## The problem
Copy the records below word for word, starting at the first line and ending after the line that contains "x-axis-ticks <box>19 254 346 260</box>".

## Records provided
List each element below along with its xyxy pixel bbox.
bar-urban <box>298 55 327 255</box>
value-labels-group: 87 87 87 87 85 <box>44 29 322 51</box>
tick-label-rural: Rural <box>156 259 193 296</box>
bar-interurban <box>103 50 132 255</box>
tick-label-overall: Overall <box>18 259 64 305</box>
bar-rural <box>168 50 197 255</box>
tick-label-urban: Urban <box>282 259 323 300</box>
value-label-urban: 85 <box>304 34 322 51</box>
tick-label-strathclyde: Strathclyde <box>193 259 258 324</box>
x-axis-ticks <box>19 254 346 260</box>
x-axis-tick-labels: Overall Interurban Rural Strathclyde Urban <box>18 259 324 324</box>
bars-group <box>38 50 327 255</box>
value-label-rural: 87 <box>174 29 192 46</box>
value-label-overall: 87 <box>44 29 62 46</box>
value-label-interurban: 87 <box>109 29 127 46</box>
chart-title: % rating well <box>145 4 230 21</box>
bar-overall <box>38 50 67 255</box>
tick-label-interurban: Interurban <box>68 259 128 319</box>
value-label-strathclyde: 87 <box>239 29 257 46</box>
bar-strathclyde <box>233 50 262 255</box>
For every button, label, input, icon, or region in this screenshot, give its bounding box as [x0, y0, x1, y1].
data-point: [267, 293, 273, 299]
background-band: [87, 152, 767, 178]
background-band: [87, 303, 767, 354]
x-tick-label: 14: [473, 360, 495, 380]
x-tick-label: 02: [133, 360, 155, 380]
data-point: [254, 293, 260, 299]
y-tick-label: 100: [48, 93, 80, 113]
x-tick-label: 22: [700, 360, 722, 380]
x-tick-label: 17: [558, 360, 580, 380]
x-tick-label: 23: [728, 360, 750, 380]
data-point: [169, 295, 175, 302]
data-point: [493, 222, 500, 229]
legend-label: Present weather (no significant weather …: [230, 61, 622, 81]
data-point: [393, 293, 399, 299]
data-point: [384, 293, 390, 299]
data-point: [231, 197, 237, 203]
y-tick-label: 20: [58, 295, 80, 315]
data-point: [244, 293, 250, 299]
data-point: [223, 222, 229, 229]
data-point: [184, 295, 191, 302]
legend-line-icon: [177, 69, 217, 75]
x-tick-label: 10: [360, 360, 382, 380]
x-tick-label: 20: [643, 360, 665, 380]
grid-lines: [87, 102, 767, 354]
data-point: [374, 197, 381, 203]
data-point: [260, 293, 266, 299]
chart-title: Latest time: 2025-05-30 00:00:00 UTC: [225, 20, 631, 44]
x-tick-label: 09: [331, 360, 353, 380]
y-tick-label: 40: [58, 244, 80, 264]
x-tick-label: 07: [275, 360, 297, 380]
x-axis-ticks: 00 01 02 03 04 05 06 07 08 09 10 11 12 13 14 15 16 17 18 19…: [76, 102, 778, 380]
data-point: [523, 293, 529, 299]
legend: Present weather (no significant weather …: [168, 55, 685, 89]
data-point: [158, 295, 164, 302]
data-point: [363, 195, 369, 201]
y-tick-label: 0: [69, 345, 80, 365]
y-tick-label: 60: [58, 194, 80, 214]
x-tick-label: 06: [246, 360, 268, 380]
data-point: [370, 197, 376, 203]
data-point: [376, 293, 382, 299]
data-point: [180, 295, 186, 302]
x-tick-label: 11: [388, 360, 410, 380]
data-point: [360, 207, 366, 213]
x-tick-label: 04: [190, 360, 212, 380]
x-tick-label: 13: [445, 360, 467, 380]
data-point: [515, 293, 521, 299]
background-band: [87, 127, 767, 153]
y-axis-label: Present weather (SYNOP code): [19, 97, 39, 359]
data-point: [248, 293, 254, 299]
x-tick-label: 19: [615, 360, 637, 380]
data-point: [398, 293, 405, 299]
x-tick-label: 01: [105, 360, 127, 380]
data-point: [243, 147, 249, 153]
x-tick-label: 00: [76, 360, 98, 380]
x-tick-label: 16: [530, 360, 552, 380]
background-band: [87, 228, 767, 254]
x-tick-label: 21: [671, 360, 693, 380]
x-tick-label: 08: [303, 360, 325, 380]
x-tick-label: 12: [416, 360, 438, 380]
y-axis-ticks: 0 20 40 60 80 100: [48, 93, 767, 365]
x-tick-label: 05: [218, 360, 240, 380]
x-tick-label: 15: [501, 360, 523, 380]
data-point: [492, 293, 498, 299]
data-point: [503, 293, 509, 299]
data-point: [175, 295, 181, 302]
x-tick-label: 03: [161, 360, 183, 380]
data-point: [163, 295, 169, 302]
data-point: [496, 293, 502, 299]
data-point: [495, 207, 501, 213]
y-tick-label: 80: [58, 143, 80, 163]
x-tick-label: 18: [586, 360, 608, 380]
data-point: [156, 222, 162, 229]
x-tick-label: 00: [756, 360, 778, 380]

## Worked solution
List each element below along with its xyxy pixel bbox.
bar-urban <box>298 55 327 255</box>
value-labels-group: 87 87 87 87 85 <box>44 29 322 51</box>
tick-label-rural: Rural <box>156 259 193 296</box>
bar-interurban <box>103 50 132 255</box>
tick-label-overall: Overall <box>18 259 64 305</box>
bar-rural <box>168 50 197 255</box>
tick-label-urban: Urban <box>282 259 323 300</box>
value-label-urban: 85 <box>304 34 322 51</box>
tick-label-strathclyde: Strathclyde <box>193 259 258 324</box>
x-axis-ticks <box>19 254 346 260</box>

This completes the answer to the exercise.